Transcribe every line of the listing below without any deviation.

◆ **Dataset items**
───
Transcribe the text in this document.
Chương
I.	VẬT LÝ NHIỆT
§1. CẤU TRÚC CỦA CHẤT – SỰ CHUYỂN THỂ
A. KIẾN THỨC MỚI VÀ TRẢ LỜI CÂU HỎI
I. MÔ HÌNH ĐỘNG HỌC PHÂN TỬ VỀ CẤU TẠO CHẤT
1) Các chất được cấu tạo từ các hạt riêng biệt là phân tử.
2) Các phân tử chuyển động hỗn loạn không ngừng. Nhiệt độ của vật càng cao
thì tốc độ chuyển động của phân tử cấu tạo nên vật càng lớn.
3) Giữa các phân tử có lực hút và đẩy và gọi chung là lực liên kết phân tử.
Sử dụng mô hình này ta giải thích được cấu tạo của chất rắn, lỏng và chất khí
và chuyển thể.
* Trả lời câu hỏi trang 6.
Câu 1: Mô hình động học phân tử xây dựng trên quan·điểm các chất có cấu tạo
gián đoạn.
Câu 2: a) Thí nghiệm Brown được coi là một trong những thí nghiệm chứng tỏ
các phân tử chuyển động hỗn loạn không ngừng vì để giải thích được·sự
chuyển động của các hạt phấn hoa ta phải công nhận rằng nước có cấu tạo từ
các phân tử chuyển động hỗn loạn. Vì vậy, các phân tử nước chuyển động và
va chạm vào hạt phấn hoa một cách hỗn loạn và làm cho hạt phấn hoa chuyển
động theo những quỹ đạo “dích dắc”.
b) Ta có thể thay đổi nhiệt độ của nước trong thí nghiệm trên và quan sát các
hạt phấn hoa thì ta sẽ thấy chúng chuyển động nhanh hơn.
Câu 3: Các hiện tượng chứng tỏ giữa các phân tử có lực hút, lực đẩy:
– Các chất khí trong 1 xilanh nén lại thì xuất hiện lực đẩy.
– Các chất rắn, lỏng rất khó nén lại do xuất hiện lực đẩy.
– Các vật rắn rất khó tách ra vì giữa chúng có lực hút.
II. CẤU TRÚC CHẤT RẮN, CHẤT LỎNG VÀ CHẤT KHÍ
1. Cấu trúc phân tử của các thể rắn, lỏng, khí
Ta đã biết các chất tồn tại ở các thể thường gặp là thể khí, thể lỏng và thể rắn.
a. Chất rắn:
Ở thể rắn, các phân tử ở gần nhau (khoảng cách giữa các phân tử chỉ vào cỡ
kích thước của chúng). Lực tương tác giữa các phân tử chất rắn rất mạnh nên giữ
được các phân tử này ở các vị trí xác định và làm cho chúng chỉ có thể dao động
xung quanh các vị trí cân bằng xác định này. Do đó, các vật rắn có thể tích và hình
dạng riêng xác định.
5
───
◆ **Task solution**
Transcribe the text in this document.
Chương
I.	VẬT LÝ NHIỆT
§1. CẤU TRÚC CỦA CHẤT – SỰ CHUYỂN THỂ
A. KIẾN THỨC MỚI VÀ TRẢ LỜI CÂU HỎI
I. MÔ HÌNH ĐỘNG HỌC PHÂN TỬ VỀ CẤU TẠO CHẤT
1) Các chất được cấu tạo từ các hạt riêng biệt là phân tử.
2) Các phân tử chuyển động hỗn loạn không ngừng. Nhiệt độ của vật càng cao
thì tốc độ chuyển động của phân tử cấu tạo nên vật càng lớn.
3) Giữa các phân tử có lực hút và đẩy và gọi chung là lực liên kết phân tử.
Sử dụng mô hình này ta giải thích được cấu tạo của chất rắn, lỏng và chất khí
và chuyển thể.
* Trả lời câu hỏi trang 6.
Câu 1: Mô hình động học phân tử xây dựng trên quan·điểm các chất có cấu tạo
gián đoạn.
Câu 2: a) Thí nghiệm Brown được coi là một trong những thí nghiệm chứng tỏ
các phân tử chuyển động hỗn loạn không ngừng vì để giải thích được·sự
chuyển động của các hạt phấn hoa ta phải công nhận rằng nước có cấu tạo từ
các phân tử chuyển động hỗn loạn. Vì vậy, các phân tử nước chuyển động và
va chạm vào hạt phấn hoa một cách hỗn loạn và làm cho hạt phấn hoa chuyển
động theo những quỹ đạo “dích dắc”.
b) Ta có thể thay đổi nhiệt độ của nước trong thí nghiệm trên và quan sát các
hạt phấn hoa thì ta sẽ thấy chúng chuyển động nhanh hơn.
Câu 3: Các hiện tượng chứng tỏ giữa các phân tử có lực hút, lực đẩy:
– Các chất khí trong 1 xilanh nén lại thì xuất hiện lực đẩy.
– Các chất rắn, lỏng rất khó nén lại do xuất hiện lực đẩy.
– Các vật rắn rất khó tách ra vì giữa chúng có lực hút.
II. CẤU TRÚC CHẤT RẮN, CHẤT LỎNG VÀ CHẤT KHÍ
1. Cấu trúc phân tử của các thể rắn, lỏng, khí
Ta đã biết các chất tồn tại ở các thể thường gặp là thể khí, thể lỏng và thể rắn.
a. Chất rắn:
Ở thể rắn, các phân tử ở gần nhau (khoảng cách giữa các phân tử chỉ vào cỡ
kích thước của chúng). Lực tương tác giữa các phân tử chất rắn rất mạnh nên giữ
được các phân tử này ở các vị trí xác định và làm cho chúng chỉ có thể dao động
xung quanh các vị trí cân bằng xác định này. Do đó, các vật rắn có thể tích và hình
dạng riêng xác định.
5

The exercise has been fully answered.